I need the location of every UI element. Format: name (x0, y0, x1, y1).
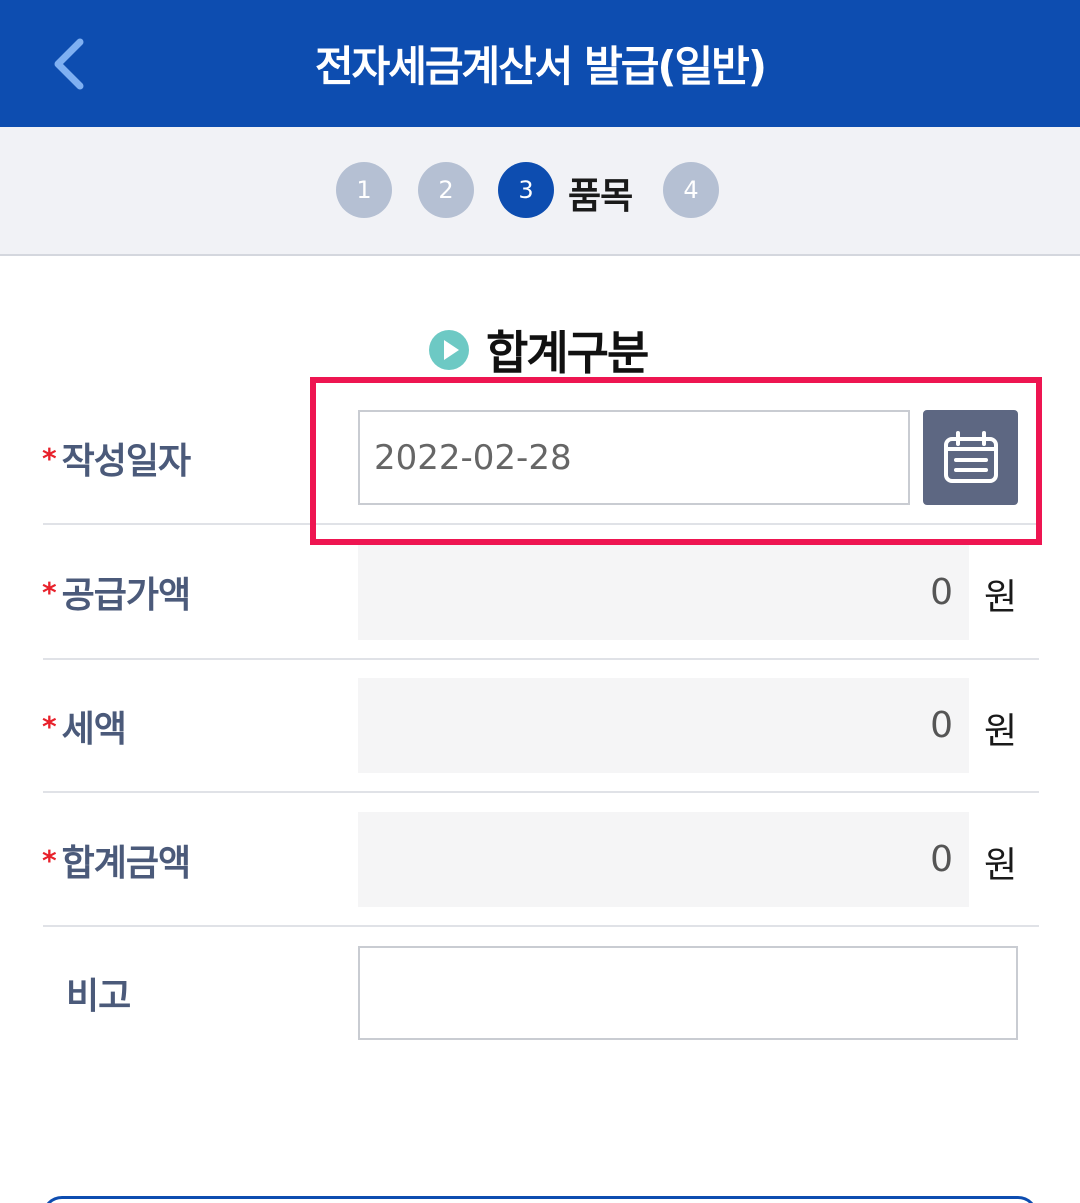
step-2[interactable]: 2 (418, 162, 474, 218)
required-mark: * (42, 843, 57, 877)
step-indicator: 1 2 3 품목 4 (0, 127, 1080, 256)
note-input[interactable] (358, 946, 1018, 1040)
date-label-text: 작성일자 (61, 441, 191, 482)
date-input[interactable] (358, 410, 910, 505)
step-4[interactable]: 4 (663, 162, 719, 218)
calendar-icon (943, 430, 998, 483)
row-divider (43, 523, 1039, 525)
section-heading: 합계구분 (428, 318, 649, 382)
required-mark: * (42, 575, 57, 609)
page-title: 전자세금계산서 발급(일반) (314, 42, 767, 91)
supply-label: * 공급가액 (42, 566, 191, 618)
back-button[interactable] (38, 32, 98, 96)
step-1[interactable]: 1 (336, 162, 392, 218)
tax-amount-value: 0 (358, 678, 969, 773)
total-label: * 합계금액 (42, 834, 191, 886)
required-mark: * (42, 709, 57, 743)
page: 전자세금계산서 발급(일반) 1 2 3 품목 4 합계구분 * 작성일자 20… (0, 0, 1080, 1203)
tax-unit: 원 (984, 711, 1018, 752)
supply-label-text: 공급가액 (61, 575, 191, 616)
tax-label: * 세액 (42, 700, 127, 752)
tax-label-text: 세액 (61, 709, 127, 750)
chevron-left-icon (54, 38, 84, 90)
total-unit: 원 (984, 845, 1018, 886)
total-label-text: 합계금액 (61, 843, 191, 884)
row-divider (43, 791, 1039, 793)
app-header: 전자세금계산서 발급(일반) (0, 0, 1080, 127)
bottom-action-button[interactable] (42, 1196, 1038, 1203)
note-label: 비고 (66, 976, 131, 1017)
calendar-button[interactable] (923, 410, 1018, 505)
required-mark: * (42, 441, 57, 475)
section-title: 합계구분 (486, 326, 649, 380)
supply-amount-value: 0 (358, 545, 969, 640)
total-amount-value: 0 (358, 812, 969, 907)
step-3[interactable]: 3 (498, 162, 554, 218)
date-label: * 작성일자 (42, 432, 191, 484)
step-3-label: 품목 (568, 176, 633, 217)
supply-unit: 원 (984, 577, 1018, 618)
row-divider (43, 925, 1039, 927)
row-divider (43, 658, 1039, 660)
play-circle-icon (429, 330, 469, 370)
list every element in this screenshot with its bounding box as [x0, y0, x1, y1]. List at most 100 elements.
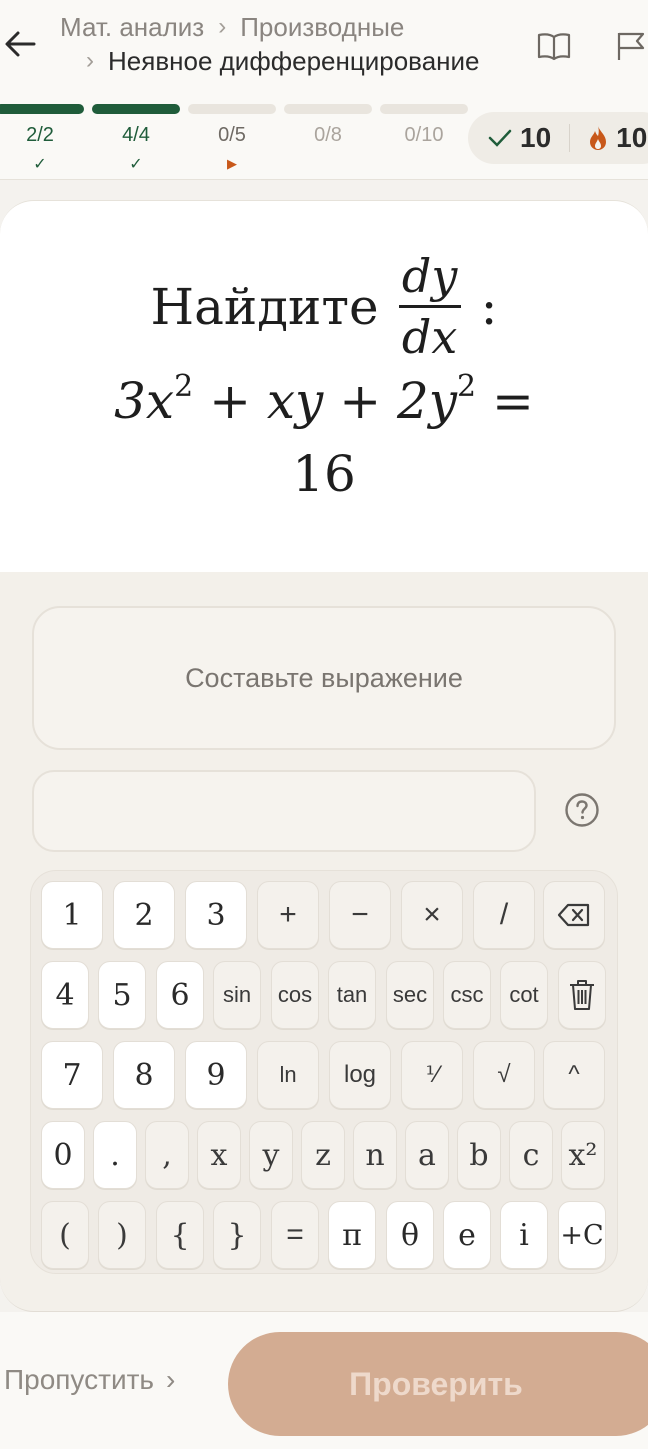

§ Short problem: Copy all of the data above line for line, leaving out the pictures.

§ Solution below:
I need the location of every UI element. Format: name (x0, y0, x1, y1).
step-2[interactable]: 2 (418, 162, 474, 218)
required-mark: * (42, 843, 57, 877)
step-indicator: 1 2 3 품목 4 (0, 127, 1080, 256)
note-input[interactable] (358, 946, 1018, 1040)
date-label-text: 작성일자 (61, 441, 191, 482)
date-input[interactable] (358, 410, 910, 505)
step-4[interactable]: 4 (663, 162, 719, 218)
calendar-icon (943, 430, 998, 483)
row-divider (43, 523, 1039, 525)
section-heading: 합계구분 (428, 318, 649, 382)
required-mark: * (42, 575, 57, 609)
page-title: 전자세금계산서 발급(일반) (314, 42, 767, 91)
supply-label: * 공급가액 (42, 566, 191, 618)
back-button[interactable] (38, 32, 98, 96)
step-1[interactable]: 1 (336, 162, 392, 218)
tax-amount-value: 0 (358, 678, 969, 773)
total-label: * 합계금액 (42, 834, 191, 886)
required-mark: * (42, 709, 57, 743)
page: 전자세금계산서 발급(일반) 1 2 3 품목 4 합계구분 * 작성일자 20… (0, 0, 1080, 1203)
tax-unit: 원 (984, 711, 1018, 752)
supply-label-text: 공급가액 (61, 575, 191, 616)
tax-label: * 세액 (42, 700, 127, 752)
tax-label-text: 세액 (61, 709, 127, 750)
chevron-left-icon (54, 38, 84, 90)
total-unit: 원 (984, 845, 1018, 886)
total-label-text: 합계금액 (61, 843, 191, 884)
row-divider (43, 791, 1039, 793)
app-header: 전자세금계산서 발급(일반) (0, 0, 1080, 127)
bottom-action-button[interactable] (42, 1196, 1038, 1203)
note-label: 비고 (66, 976, 131, 1017)
calendar-button[interactable] (923, 410, 1018, 505)
required-mark: * (42, 441, 57, 475)
section-title: 합계구분 (486, 326, 649, 380)
supply-amount-value: 0 (358, 545, 969, 640)
total-amount-value: 0 (358, 812, 969, 907)
step-3[interactable]: 3 (498, 162, 554, 218)
date-label: * 작성일자 (42, 432, 191, 484)
step-3-label: 품목 (568, 176, 633, 217)
supply-unit: 원 (984, 577, 1018, 618)
row-divider (43, 925, 1039, 927)
row-divider (43, 658, 1039, 660)
play-circle-icon (429, 330, 469, 370)
list every element in this screenshot with its bounding box as [x0, y0, x1, y1]. List at most 100 elements.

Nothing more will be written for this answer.